━━━ Page extract

5  Reproducibile Data Cleanup with R

Modified

February 20, 2026

5.1 Set up an RStudio Project and install the relevant packages

  1. File -> New Project

  2. Name the Project as follows: las_demo

  3. Create the following three folders:

    data_raw
    data_clean
    code

    You can create these in the folder using your operating systems “create folder” option or you can create within R studio using the files tab

  4. Install libraries, load libraries, and run verify they work by running a few commands

5.2 Gather the Raw Data to be corrected

Save your original (aka ‘raw’ or ‘dirty’) data files in the data_raw folder.

Important
  1. Never make changes to the original file of dirty/raw data. Never. NEVER. Always import the uncorrected original data file, make corrections using a script, and then save a new, clean file.

  2. Annote your code with reminders for future you: the # symbol (aka pound, hash tag) allows you to make comments in the script explaining what different sections or commands do. Annotate your scripts with lots of details on what different commands do, what is being done in each section, even links to websites you used to figure stuff out. Remember: ABA (always be annotating).

5.3 Take your data from messy to clean in these 6 steps:

  1. Familiarize yourself with the data set
  2. Check for potential errors. These can be structural errors (e.g., misaligned columns, duplicated rows/columns, missing values), data entry errors, or measurement errors. Decide how you will flag and deal with them.
  3. Decide how to deal with missing values
  4. Identify ways to simplify data values (i.e., codes, abbreviations) and column headings
  5. Write code to load the ‘raw’ data file file, implement your corrections/changes, and save the ‘clean’ version of the data.

Things to look out for: Make a list of the what you think needs to be corrected and the steps necessary to identify and implement each correction. Some of the things to look out for include:

  • Numeric values stored as character data types
  • Factors stred as characters
  • Duplicate rows
  • Spelling mistakes
  • inconsistent formatting (eg., codes, capitalizations)
  • White spaces
  • Missing data
  • Zeros instead of null values
  • Special characters (e.g. commas in numeric values instead of decimals)

━━━━━━
━━━ Extracted material

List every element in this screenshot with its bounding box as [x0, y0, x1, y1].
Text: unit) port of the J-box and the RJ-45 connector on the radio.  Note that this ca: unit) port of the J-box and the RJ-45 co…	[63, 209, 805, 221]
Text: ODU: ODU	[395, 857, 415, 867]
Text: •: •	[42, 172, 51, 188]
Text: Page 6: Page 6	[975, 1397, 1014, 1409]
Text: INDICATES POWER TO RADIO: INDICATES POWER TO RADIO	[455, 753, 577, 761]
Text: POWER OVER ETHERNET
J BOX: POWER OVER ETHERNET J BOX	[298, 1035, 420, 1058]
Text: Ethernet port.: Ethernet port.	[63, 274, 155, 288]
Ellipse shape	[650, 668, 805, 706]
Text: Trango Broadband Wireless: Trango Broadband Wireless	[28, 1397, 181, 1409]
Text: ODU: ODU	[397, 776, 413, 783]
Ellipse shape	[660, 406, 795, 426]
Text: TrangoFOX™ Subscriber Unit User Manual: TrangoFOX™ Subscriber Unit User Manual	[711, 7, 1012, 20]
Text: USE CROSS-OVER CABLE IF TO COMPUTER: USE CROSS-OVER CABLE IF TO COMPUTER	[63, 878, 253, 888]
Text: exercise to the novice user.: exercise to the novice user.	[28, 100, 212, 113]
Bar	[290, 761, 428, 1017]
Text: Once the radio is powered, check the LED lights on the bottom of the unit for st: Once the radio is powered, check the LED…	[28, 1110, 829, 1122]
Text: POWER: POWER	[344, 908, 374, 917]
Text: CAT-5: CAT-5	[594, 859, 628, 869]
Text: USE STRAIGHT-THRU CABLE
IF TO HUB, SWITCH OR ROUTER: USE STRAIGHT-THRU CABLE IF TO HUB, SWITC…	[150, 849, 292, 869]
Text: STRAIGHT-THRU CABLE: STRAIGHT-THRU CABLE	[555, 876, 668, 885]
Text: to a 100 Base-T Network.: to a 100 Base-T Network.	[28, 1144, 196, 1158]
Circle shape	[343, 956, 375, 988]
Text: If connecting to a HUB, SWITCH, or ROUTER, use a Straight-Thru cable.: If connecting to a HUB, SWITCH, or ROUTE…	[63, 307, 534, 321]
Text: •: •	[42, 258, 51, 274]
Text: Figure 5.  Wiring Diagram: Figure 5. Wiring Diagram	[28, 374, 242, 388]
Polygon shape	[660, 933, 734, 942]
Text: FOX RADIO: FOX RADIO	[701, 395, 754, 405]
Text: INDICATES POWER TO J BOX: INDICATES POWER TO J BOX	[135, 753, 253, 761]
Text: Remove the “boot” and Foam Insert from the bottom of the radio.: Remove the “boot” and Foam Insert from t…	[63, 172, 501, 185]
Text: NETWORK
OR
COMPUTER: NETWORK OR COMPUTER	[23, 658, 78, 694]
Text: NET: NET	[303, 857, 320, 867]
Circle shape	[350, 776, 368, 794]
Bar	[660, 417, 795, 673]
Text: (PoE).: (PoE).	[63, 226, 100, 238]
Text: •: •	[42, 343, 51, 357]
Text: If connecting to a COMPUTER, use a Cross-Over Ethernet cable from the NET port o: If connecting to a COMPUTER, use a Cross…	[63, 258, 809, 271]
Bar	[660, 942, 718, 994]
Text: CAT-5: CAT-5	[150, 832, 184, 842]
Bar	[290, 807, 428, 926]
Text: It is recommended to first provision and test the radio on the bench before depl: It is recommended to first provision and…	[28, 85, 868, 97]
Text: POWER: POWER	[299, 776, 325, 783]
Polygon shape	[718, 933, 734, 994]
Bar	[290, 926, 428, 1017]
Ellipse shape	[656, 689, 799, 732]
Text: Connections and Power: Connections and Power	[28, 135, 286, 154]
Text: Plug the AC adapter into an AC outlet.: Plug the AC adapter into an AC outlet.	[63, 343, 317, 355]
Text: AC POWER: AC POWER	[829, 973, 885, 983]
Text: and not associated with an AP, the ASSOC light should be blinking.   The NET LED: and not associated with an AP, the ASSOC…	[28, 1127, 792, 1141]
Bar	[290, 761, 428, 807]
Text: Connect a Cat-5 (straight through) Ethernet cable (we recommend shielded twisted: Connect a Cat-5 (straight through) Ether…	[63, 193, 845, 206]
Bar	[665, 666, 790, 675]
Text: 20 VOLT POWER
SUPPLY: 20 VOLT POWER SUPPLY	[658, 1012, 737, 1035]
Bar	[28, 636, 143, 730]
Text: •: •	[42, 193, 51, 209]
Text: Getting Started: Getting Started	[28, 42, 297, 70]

━━━━━━

The tasks >>
(1) In the R data cleanup tutorial, which folder should the original data files be saved in?
(2) List the folders the R data cleanup tutorial says to create for the project.

Task answers >>
(1) The data_raw folder.

(2) data_raw, data_clean, code